* **Task**:
Extract every line that includes the string "compact".

* **Records for the task**:
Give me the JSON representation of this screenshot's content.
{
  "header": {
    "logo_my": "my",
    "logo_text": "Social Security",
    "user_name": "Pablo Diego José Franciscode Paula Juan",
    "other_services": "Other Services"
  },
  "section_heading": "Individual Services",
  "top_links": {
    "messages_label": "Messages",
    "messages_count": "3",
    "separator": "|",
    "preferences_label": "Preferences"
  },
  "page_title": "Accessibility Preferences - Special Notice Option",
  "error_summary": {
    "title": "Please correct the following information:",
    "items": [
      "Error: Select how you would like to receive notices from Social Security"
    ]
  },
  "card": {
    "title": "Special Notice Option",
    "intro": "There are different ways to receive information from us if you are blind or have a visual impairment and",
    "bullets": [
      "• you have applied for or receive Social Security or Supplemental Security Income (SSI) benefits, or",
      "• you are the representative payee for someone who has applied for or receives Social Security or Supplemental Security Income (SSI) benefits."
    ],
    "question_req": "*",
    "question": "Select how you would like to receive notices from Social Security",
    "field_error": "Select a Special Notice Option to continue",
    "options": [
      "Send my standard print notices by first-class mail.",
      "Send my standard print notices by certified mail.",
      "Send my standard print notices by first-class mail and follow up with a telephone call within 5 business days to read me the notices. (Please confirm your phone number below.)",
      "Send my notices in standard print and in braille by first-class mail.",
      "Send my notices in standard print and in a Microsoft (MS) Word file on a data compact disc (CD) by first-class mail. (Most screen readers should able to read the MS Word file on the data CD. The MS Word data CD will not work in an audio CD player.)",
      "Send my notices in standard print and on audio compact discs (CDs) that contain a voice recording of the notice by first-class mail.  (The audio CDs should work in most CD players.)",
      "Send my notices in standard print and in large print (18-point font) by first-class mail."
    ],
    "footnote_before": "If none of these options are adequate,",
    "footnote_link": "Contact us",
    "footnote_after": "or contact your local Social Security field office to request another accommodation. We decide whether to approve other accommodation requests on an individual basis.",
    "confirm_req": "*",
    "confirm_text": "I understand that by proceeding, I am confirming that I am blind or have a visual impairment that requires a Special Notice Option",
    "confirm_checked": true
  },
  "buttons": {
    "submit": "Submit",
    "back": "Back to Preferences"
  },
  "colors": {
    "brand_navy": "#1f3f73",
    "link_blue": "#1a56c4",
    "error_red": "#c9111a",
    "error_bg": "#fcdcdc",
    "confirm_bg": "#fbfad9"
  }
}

* **Exercise output**:
      "Send my notices in standard print and in a Microsoft (MS) Word file on a data compact disc (CD) by first-class mail. (Most screen readers should able to read the MS Word file on the data CD. The MS Word data CD will not work in an audio CD player.)",
      "Send my notices in standard print and on audio compact discs (CDs) that contain a voice recording of the notice by first-class mail.  (The audio CDs should work in most CD players.)",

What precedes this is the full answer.